RECORDS PROVIDED:
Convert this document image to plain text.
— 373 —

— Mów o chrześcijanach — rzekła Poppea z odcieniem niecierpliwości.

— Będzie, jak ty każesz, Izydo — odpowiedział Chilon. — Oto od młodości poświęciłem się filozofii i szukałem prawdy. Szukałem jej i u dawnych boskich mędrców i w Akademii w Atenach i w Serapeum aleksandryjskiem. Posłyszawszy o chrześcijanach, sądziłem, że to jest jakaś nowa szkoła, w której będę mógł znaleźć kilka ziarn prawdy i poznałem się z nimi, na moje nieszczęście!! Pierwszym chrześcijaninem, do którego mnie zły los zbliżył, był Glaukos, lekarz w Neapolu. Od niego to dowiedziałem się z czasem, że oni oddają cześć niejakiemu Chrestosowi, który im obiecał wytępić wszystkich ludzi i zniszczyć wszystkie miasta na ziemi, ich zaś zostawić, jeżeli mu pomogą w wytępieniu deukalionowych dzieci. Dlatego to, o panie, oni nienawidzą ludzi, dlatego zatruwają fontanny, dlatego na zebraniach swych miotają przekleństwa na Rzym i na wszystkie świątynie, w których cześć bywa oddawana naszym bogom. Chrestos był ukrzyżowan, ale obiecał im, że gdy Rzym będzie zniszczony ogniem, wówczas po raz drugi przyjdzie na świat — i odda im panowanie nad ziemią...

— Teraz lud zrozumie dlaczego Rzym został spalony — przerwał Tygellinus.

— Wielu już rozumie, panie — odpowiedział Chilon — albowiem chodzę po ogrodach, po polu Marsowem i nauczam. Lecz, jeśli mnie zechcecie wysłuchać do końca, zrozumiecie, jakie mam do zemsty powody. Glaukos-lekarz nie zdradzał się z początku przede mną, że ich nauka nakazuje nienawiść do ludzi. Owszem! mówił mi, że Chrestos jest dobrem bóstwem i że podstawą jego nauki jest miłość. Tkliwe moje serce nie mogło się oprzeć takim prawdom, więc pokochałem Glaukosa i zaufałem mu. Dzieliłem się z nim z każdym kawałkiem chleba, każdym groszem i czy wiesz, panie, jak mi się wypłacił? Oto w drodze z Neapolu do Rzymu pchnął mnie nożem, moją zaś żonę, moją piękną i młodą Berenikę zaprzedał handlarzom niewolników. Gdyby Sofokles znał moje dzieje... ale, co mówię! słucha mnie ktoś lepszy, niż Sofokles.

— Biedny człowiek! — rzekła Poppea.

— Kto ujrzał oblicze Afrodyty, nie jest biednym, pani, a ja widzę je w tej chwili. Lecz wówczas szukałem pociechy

DIRECTIONS: The word "wówczas" appears in how many lines of the records? Give the number only.

CORRECT RESULT: 2